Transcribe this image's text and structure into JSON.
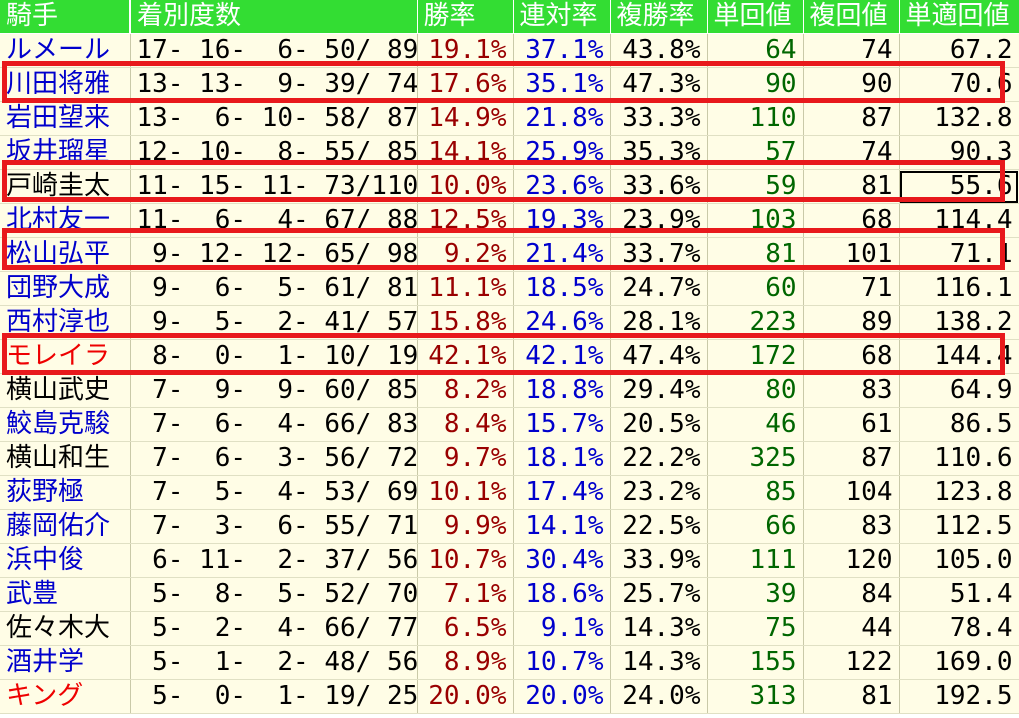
{
  "headers": [
    "騎手",
    "着別度数",
    "勝率",
    "連対率",
    "複勝率",
    "単回値",
    "複回値",
    "単適回値"
  ],
  "colors": {
    "header_bg": "#33dd33",
    "row_bg": "#fffde6",
    "name_blue": "#0000cc",
    "name_red": "#ee0000",
    "name_black": "#000000",
    "win_rate": "#990000",
    "place_rate": "#0000cc",
    "tan_value": "#006600",
    "highlight": "#e8191c"
  },
  "rows": [
    {
      "jockey": "ルメール",
      "name_color": "blue",
      "record": "17- 16-  6- 50/ 89",
      "win": "19.1%",
      "ren": "37.1%",
      "fuku": "43.8%",
      "tan": "64",
      "fukuk": "74",
      "tanteki": "67.2"
    },
    {
      "jockey": "川田将雅",
      "name_color": "blue",
      "record": "13- 13-  9- 39/ 74",
      "win": "17.6%",
      "ren": "35.1%",
      "fuku": "47.3%",
      "tan": "90",
      "fukuk": "90",
      "tanteki": "70.6"
    },
    {
      "jockey": "岩田望来",
      "name_color": "blue",
      "record": "13-  6- 10- 58/ 87",
      "win": "14.9%",
      "ren": "21.8%",
      "fuku": "33.3%",
      "tan": "110",
      "fukuk": "87",
      "tanteki": "132.8"
    },
    {
      "jockey": "坂井瑠星",
      "name_color": "blue",
      "record": "12- 10-  8- 55/ 85",
      "win": "14.1%",
      "ren": "25.9%",
      "fuku": "35.3%",
      "tan": "57",
      "fukuk": "74",
      "tanteki": "90.3"
    },
    {
      "jockey": "戸崎圭太",
      "name_color": "black",
      "record": "11- 15- 11- 73/110",
      "win": "10.0%",
      "ren": "23.6%",
      "fuku": "33.6%",
      "tan": "59",
      "fukuk": "81",
      "tanteki": "55.6"
    },
    {
      "jockey": "北村友一",
      "name_color": "blue",
      "record": "11-  6-  4- 67/ 88",
      "win": "12.5%",
      "ren": "19.3%",
      "fuku": "23.9%",
      "tan": "103",
      "fukuk": "68",
      "tanteki": "114.4"
    },
    {
      "jockey": "松山弘平",
      "name_color": "blue",
      "record": " 9- 12- 12- 65/ 98",
      "win": "9.2%",
      "ren": "21.4%",
      "fuku": "33.7%",
      "tan": "81",
      "fukuk": "101",
      "tanteki": "71.1"
    },
    {
      "jockey": "団野大成",
      "name_color": "blue",
      "record": " 9-  6-  5- 61/ 81",
      "win": "11.1%",
      "ren": "18.5%",
      "fuku": "24.7%",
      "tan": "60",
      "fukuk": "71",
      "tanteki": "116.1"
    },
    {
      "jockey": "西村淳也",
      "name_color": "blue",
      "record": " 9-  5-  2- 41/ 57",
      "win": "15.8%",
      "ren": "24.6%",
      "fuku": "28.1%",
      "tan": "223",
      "fukuk": "89",
      "tanteki": "138.2"
    },
    {
      "jockey": "モレイラ",
      "name_color": "red",
      "record": " 8-  0-  1- 10/ 19",
      "win": "42.1%",
      "ren": "42.1%",
      "fuku": "47.4%",
      "tan": "172",
      "fukuk": "68",
      "tanteki": "144.4"
    },
    {
      "jockey": "横山武史",
      "name_color": "black",
      "record": " 7-  9-  9- 60/ 85",
      "win": "8.2%",
      "ren": "18.8%",
      "fuku": "29.4%",
      "tan": "80",
      "fukuk": "83",
      "tanteki": "64.9"
    },
    {
      "jockey": "鮫島克駿",
      "name_color": "blue",
      "record": " 7-  6-  4- 66/ 83",
      "win": "8.4%",
      "ren": "15.7%",
      "fuku": "20.5%",
      "tan": "46",
      "fukuk": "61",
      "tanteki": "86.5"
    },
    {
      "jockey": "横山和生",
      "name_color": "black",
      "record": " 7-  6-  3- 56/ 72",
      "win": "9.7%",
      "ren": "18.1%",
      "fuku": "22.2%",
      "tan": "325",
      "fukuk": "87",
      "tanteki": "110.6"
    },
    {
      "jockey": "荻野極",
      "name_color": "blue",
      "record": " 7-  5-  4- 53/ 69",
      "win": "10.1%",
      "ren": "17.4%",
      "fuku": "23.2%",
      "tan": "85",
      "fukuk": "104",
      "tanteki": "123.8"
    },
    {
      "jockey": "藤岡佑介",
      "name_color": "blue",
      "record": " 7-  3-  6- 55/ 71",
      "win": "9.9%",
      "ren": "14.1%",
      "fuku": "22.5%",
      "tan": "66",
      "fukuk": "83",
      "tanteki": "112.5"
    },
    {
      "jockey": "浜中俊",
      "name_color": "blue",
      "record": " 6- 11-  2- 37/ 56",
      "win": "10.7%",
      "ren": "30.4%",
      "fuku": "33.9%",
      "tan": "111",
      "fukuk": "120",
      "tanteki": "105.0"
    },
    {
      "jockey": "武豊",
      "name_color": "blue",
      "record": " 5-  8-  5- 52/ 70",
      "win": "7.1%",
      "ren": "18.6%",
      "fuku": "25.7%",
      "tan": "39",
      "fukuk": "84",
      "tanteki": "51.4"
    },
    {
      "jockey": "佐々木大",
      "name_color": "black",
      "record": " 5-  2-  4- 66/ 77",
      "win": "6.5%",
      "ren": "9.1%",
      "fuku": "14.3%",
      "tan": "75",
      "fukuk": "44",
      "tanteki": "78.4"
    },
    {
      "jockey": "酒井学",
      "name_color": "blue",
      "record": " 5-  1-  2- 48/ 56",
      "win": "8.9%",
      "ren": "10.7%",
      "fuku": "14.3%",
      "tan": "155",
      "fukuk": "122",
      "tanteki": "169.0"
    },
    {
      "jockey": "キング",
      "name_color": "red",
      "record": " 5-  0-  1- 19/ 25",
      "win": "20.0%",
      "ren": "20.0%",
      "fuku": "24.0%",
      "tan": "313",
      "fukuk": "81",
      "tanteki": "192.5"
    }
  ]
}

* **PROMPT**:
Give back the entries verbatim. Do not include any picture.

* **FULL SOLUTION**:
Transcribe this image's text and structure into JSON.
{
  "headers": [
    "騎手",
    "着別度数",
    "勝率",
    "連対率",
    "複勝率",
    "単回値",
    "複回値",
    "単適回値"
  ],
  "colors": {
    "header_bg": "#33dd33",
    "row_bg": "#fffde6",
    "name_blue": "#0000cc",
    "name_red": "#ee0000",
    "name_black": "#000000",
    "win_rate": "#990000",
    "place_rate": "#0000cc",
    "tan_value": "#006600",
    "highlight": "#e8191c"
  },
  "rows": [
    {
      "jockey": "ルメール",
      "name_color": "blue",
      "record": "17- 16-  6- 50/ 89",
      "win": "19.1%",
      "ren": "37.1%",
      "fuku": "43.8%",
      "tan": "64",
      "fukuk": "74",
      "tanteki": "67.2"
    },
    {
      "jockey": "川田将雅",
      "name_color": "blue",
      "record": "13- 13-  9- 39/ 74",
      "win": "17.6%",
      "ren": "35.1%",
      "fuku": "47.3%",
      "tan": "90",
      "fukuk": "90",
      "tanteki": "70.6"
    },
    {
      "jockey": "岩田望来",
      "name_color": "blue",
      "record": "13-  6- 10- 58/ 87",
      "win": "14.9%",
      "ren": "21.8%",
      "fuku": "33.3%",
      "tan": "110",
      "fukuk": "87",
      "tanteki": "132.8"
    },
    {
      "jockey": "坂井瑠星",
      "name_color": "blue",
      "record": "12- 10-  8- 55/ 85",
      "win": "14.1%",
      "ren": "25.9%",
      "fuku": "35.3%",
      "tan": "57",
      "fukuk": "74",
      "tanteki": "90.3"
    },
    {
      "jockey": "戸崎圭太",
      "name_color": "black",
      "record": "11- 15- 11- 73/110",
      "win": "10.0%",
      "ren": "23.6%",
      "fuku": "33.6%",
      "tan": "59",
      "fukuk": "81",
      "tanteki": "55.6"
    },
    {
      "jockey": "北村友一",
      "name_color": "blue",
      "record": "11-  6-  4- 67/ 88",
      "win": "12.5%",
      "ren": "19.3%",
      "fuku": "23.9%",
      "tan": "103",
      "fukuk": "68",
      "tanteki": "114.4"
    },
    {
      "jockey": "松山弘平",
      "name_color": "blue",
      "record": " 9- 12- 12- 65/ 98",
      "win": "9.2%",
      "ren": "21.4%",
      "fuku": "33.7%",
      "tan": "81",
      "fukuk": "101",
      "tanteki": "71.1"
    },
    {
      "jockey": "団野大成",
      "name_color": "blue",
      "record": " 9-  6-  5- 61/ 81",
      "win": "11.1%",
      "ren": "18.5%",
      "fuku": "24.7%",
      "tan": "60",
      "fukuk": "71",
      "tanteki": "116.1"
    },
    {
      "jockey": "西村淳也",
      "name_color": "blue",
      "record": " 9-  5-  2- 41/ 57",
      "win": "15.8%",
      "ren": "24.6%",
      "fuku": "28.1%",
      "tan": "223",
      "fukuk": "89",
      "tanteki": "138.2"
    },
    {
      "jockey": "モレイラ",
      "name_color": "red",
      "record": " 8-  0-  1- 10/ 19",
      "win": "42.1%",
      "ren": "42.1%",
      "fuku": "47.4%",
      "tan": "172",
      "fukuk": "68",
      "tanteki": "144.4"
    },
    {
      "jockey": "横山武史",
      "name_color": "black",
      "record": " 7-  9-  9- 60/ 85",
      "win": "8.2%",
      "ren": "18.8%",
      "fuku": "29.4%",
      "tan": "80",
      "fukuk": "83",
      "tanteki": "64.9"
    },
    {
      "jockey": "鮫島克駿",
      "name_color": "blue",
      "record": " 7-  6-  4- 66/ 83",
      "win": "8.4%",
      "ren": "15.7%",
      "fuku": "20.5%",
      "tan": "46",
      "fukuk": "61",
      "tanteki": "86.5"
    },
    {
      "jockey": "横山和生",
      "name_color": "black",
      "record": " 7-  6-  3- 56/ 72",
      "win": "9.7%",
      "ren": "18.1%",
      "fuku": "22.2%",
      "tan": "325",
      "fukuk": "87",
      "tanteki": "110.6"
    },
    {
      "jockey": "荻野極",
      "name_color": "blue",
      "record": " 7-  5-  4- 53/ 69",
      "win": "10.1%",
      "ren": "17.4%",
      "fuku": "23.2%",
      "tan": "85",
      "fukuk": "104",
      "tanteki": "123.8"
    },
    {
      "jockey": "藤岡佑介",
      "name_color": "blue",
      "record": " 7-  3-  6- 55/ 71",
      "win": "9.9%",
      "ren": "14.1%",
      "fuku": "22.5%",
      "tan": "66",
      "fukuk": "83",
      "tanteki": "112.5"
    },
    {
      "jockey": "浜中俊",
      "name_color": "blue",
      "record": " 6- 11-  2- 37/ 56",
      "win": "10.7%",
      "ren": "30.4%",
      "fuku": "33.9%",
      "tan": "111",
      "fukuk": "120",
      "tanteki": "105.0"
    },
    {
      "jockey": "武豊",
      "name_color": "blue",
      "record": " 5-  8-  5- 52/ 70",
      "win": "7.1%",
      "ren": "18.6%",
      "fuku": "25.7%",
      "tan": "39",
      "fukuk": "84",
      "tanteki": "51.4"
    },
    {
      "jockey": "佐々木大",
      "name_color": "black",
      "record": " 5-  2-  4- 66/ 77",
      "win": "6.5%",
      "ren": "9.1%",
      "fuku": "14.3%",
      "tan": "75",
      "fukuk": "44",
      "tanteki": "78.4"
    },
    {
      "jockey": "酒井学",
      "name_color": "blue",
      "record": " 5-  1-  2- 48/ 56",
      "win": "8.9%",
      "ren": "10.7%",
      "fuku": "14.3%",
      "tan": "155",
      "fukuk": "122",
      "tanteki": "169.0"
    },
    {
      "jockey": "キング",
      "name_color": "red",
      "record": " 5-  0-  1- 19/ 25",
      "win": "20.0%",
      "ren": "20.0%",
      "fuku": "24.0%",
      "tan": "313",
      "fukuk": "81",
      "tanteki": "192.5"
    }
  ]
}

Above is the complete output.